(Task description):
Beneath this task is a listing. State how many of its lines include the string "United", giving nothing but the number.

##############################

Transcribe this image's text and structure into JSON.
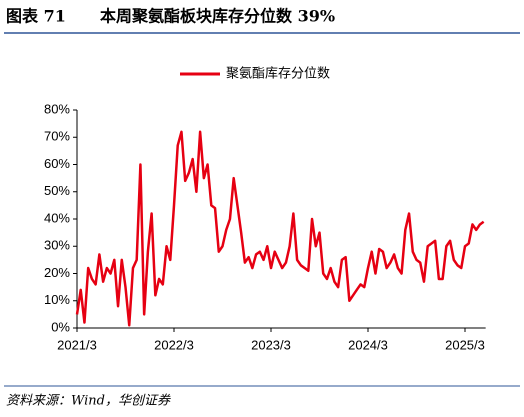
{
  "figure_label": "图表 71",
  "source": "资料来源：Wind，华创证券",
  "chart_data": {
    "type": "line",
    "title": "本周聚氨酯板块库存分位数 39%",
    "categories": [
      "2021/3",
      null,
      null,
      null,
      null,
      null,
      null,
      null,
      null,
      null,
      null,
      null,
      null,
      null,
      null,
      null,
      null,
      null,
      null,
      null,
      null,
      null,
      null,
      null,
      null,
      null,
      "2022/3",
      null,
      null,
      null,
      null,
      null,
      null,
      null,
      null,
      null,
      null,
      null,
      null,
      null,
      null,
      null,
      null,
      null,
      null,
      null,
      null,
      null,
      null,
      null,
      null,
      null,
      "2023/3",
      null,
      null,
      null,
      null,
      null,
      null,
      null,
      null,
      null,
      null,
      null,
      null,
      null,
      null,
      null,
      null,
      null,
      null,
      null,
      null,
      null,
      null,
      null,
      null,
      null,
      "2024/3",
      null,
      null,
      null,
      null,
      null,
      null,
      null,
      null,
      null,
      null,
      null,
      null,
      null,
      null,
      null,
      null,
      null,
      null,
      null,
      null,
      null,
      null,
      null,
      null,
      null,
      "2025/3",
      null,
      null,
      null,
      null,
      null
    ],
    "series": [
      {
        "name": "聚氨酯库存分位数",
        "color": "#e60012",
        "values": [
          5,
          14,
          2,
          22,
          18,
          16,
          27,
          17,
          22,
          20,
          25,
          8,
          25,
          15,
          1,
          22,
          25,
          60,
          5,
          28,
          42,
          12,
          18,
          16,
          30,
          25,
          45,
          67,
          72,
          54,
          57,
          62,
          50,
          72,
          55,
          60,
          45,
          44,
          28,
          30,
          36,
          40,
          55,
          45,
          35,
          24,
          26,
          22,
          27,
          28,
          25,
          30,
          22,
          28,
          25,
          22,
          24,
          30,
          42,
          25,
          23,
          22,
          21,
          40,
          30,
          35,
          20,
          18,
          22,
          17,
          15,
          25,
          26,
          10,
          12,
          14,
          16,
          15,
          22,
          28,
          20,
          29,
          28,
          22,
          24,
          27,
          22,
          20,
          36,
          42,
          28,
          25,
          24,
          17,
          30,
          31,
          32,
          18,
          18,
          30,
          32,
          25,
          23,
          22,
          30,
          31,
          38,
          36,
          38,
          39
        ]
      }
    ],
    "ylim": [
      0,
      80
    ],
    "yticks": [
      {
        "value": 0,
        "label": "0%"
      },
      {
        "value": 10,
        "label": "10%"
      },
      {
        "value": 20,
        "label": "20%"
      },
      {
        "value": 30,
        "label": "30%"
      },
      {
        "value": 40,
        "label": "40%"
      },
      {
        "value": 50,
        "label": "50%"
      },
      {
        "value": 60,
        "label": "60%"
      },
      {
        "value": 70,
        "label": "70%"
      },
      {
        "value": 80,
        "label": "80%"
      }
    ],
    "legend": "top",
    "grid": false
  }
}
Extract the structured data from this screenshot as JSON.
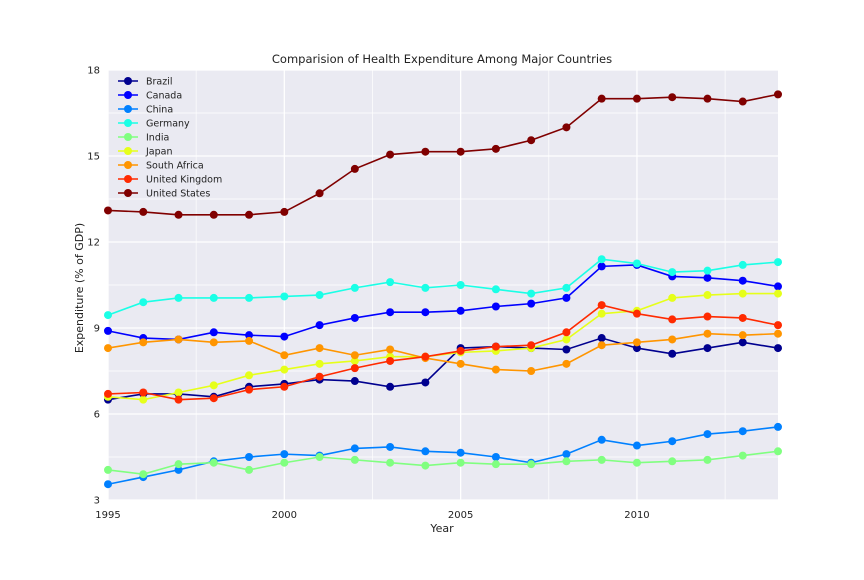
{
  "chart_data": {
    "type": "line",
    "title": "Comparision of Health Expenditure Among Major Countries",
    "xlabel": "Year",
    "ylabel": "Expenditure (% of GDP)",
    "xlim": [
      1995,
      2014
    ],
    "ylim": [
      3,
      18
    ],
    "x_ticks": [
      1995,
      2000,
      2005,
      2010
    ],
    "y_ticks": [
      3,
      6,
      9,
      12,
      15,
      18
    ],
    "grid": true,
    "legend_position": "top-left",
    "x": [
      1995,
      1996,
      1997,
      1998,
      1999,
      2000,
      2001,
      2002,
      2003,
      2004,
      2005,
      2006,
      2007,
      2008,
      2009,
      2010,
      2011,
      2012,
      2013,
      2014
    ],
    "series": [
      {
        "name": "Brazil",
        "color": "#00008f",
        "values": [
          6.5,
          6.7,
          6.7,
          6.6,
          6.95,
          7.05,
          7.2,
          7.15,
          6.95,
          7.1,
          8.3,
          8.35,
          8.3,
          8.25,
          8.65,
          8.3,
          8.1,
          8.3,
          8.5,
          8.3
        ]
      },
      {
        "name": "Canada",
        "color": "#0000ff",
        "values": [
          8.9,
          8.65,
          8.6,
          8.85,
          8.75,
          8.7,
          9.1,
          9.35,
          9.55,
          9.55,
          9.6,
          9.75,
          9.85,
          10.05,
          11.15,
          11.2,
          10.8,
          10.75,
          10.65,
          10.45
        ]
      },
      {
        "name": "China",
        "color": "#0080ff",
        "values": [
          3.55,
          3.8,
          4.05,
          4.35,
          4.5,
          4.6,
          4.55,
          4.8,
          4.85,
          4.7,
          4.65,
          4.5,
          4.3,
          4.6,
          5.1,
          4.9,
          5.05,
          5.3,
          5.4,
          5.55
        ]
      },
      {
        "name": "Germany",
        "color": "#1affe6",
        "values": [
          9.45,
          9.9,
          10.05,
          10.05,
          10.05,
          10.1,
          10.15,
          10.4,
          10.6,
          10.4,
          10.5,
          10.35,
          10.2,
          10.4,
          11.4,
          11.25,
          10.95,
          11.0,
          11.2,
          11.3
        ]
      },
      {
        "name": "India",
        "color": "#80ff80",
        "values": [
          4.05,
          3.9,
          4.25,
          4.3,
          4.05,
          4.3,
          4.5,
          4.4,
          4.3,
          4.2,
          4.3,
          4.25,
          4.25,
          4.35,
          4.4,
          4.3,
          4.35,
          4.4,
          4.55,
          4.7
        ]
      },
      {
        "name": "Japan",
        "color": "#e6ff1a",
        "values": [
          6.6,
          6.5,
          6.75,
          7.0,
          7.35,
          7.55,
          7.75,
          7.85,
          8.0,
          8.0,
          8.15,
          8.2,
          8.3,
          8.6,
          9.5,
          9.6,
          10.05,
          10.15,
          10.2,
          10.2
        ]
      },
      {
        "name": "South Africa",
        "color": "#ff9500",
        "values": [
          8.3,
          8.5,
          8.6,
          8.5,
          8.55,
          8.05,
          8.3,
          8.05,
          8.25,
          7.95,
          7.75,
          7.55,
          7.5,
          7.75,
          8.4,
          8.5,
          8.6,
          8.8,
          8.75,
          8.8
        ]
      },
      {
        "name": "United Kingdom",
        "color": "#ff2a00",
        "values": [
          6.7,
          6.75,
          6.5,
          6.55,
          6.85,
          6.95,
          7.3,
          7.6,
          7.85,
          8.0,
          8.2,
          8.35,
          8.4,
          8.85,
          9.8,
          9.5,
          9.3,
          9.4,
          9.35,
          9.1
        ]
      },
      {
        "name": "United States",
        "color": "#800000",
        "values": [
          13.1,
          13.05,
          12.95,
          12.95,
          12.95,
          13.05,
          13.7,
          14.55,
          15.05,
          15.15,
          15.15,
          15.25,
          15.55,
          16.0,
          17.0,
          17.0,
          17.05,
          17.0,
          16.9,
          17.15
        ]
      }
    ]
  }
}
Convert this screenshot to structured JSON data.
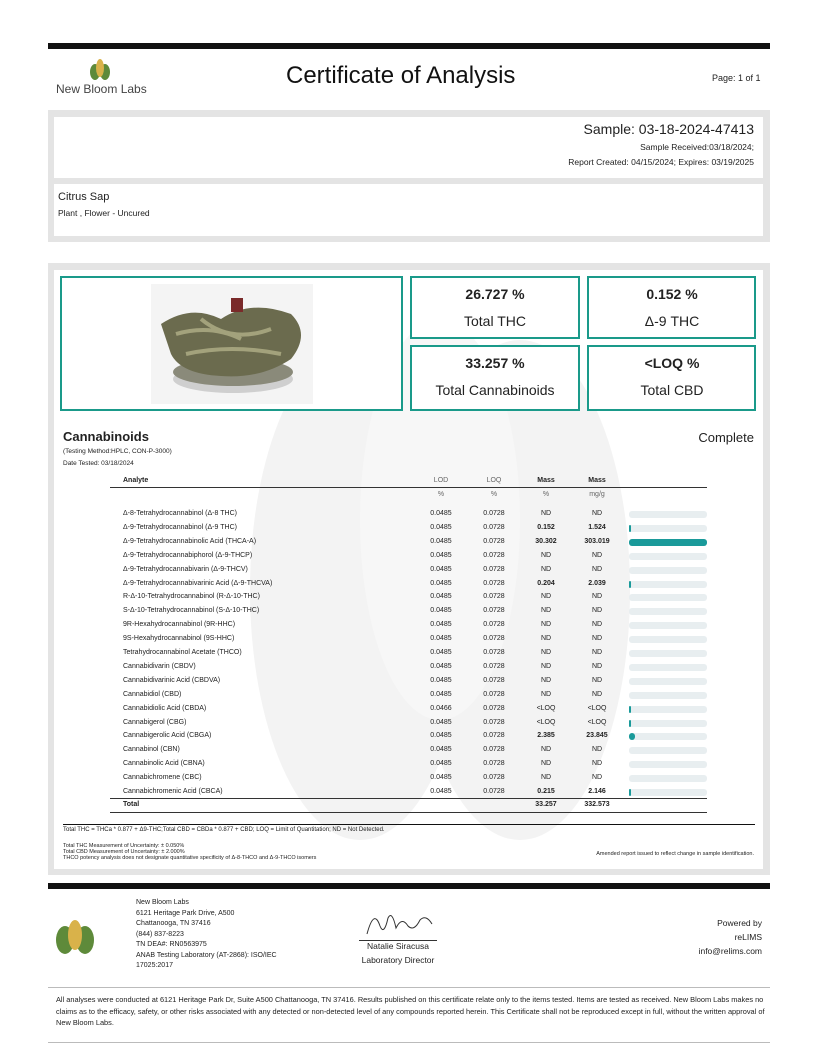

##############################

(Exercise output):
2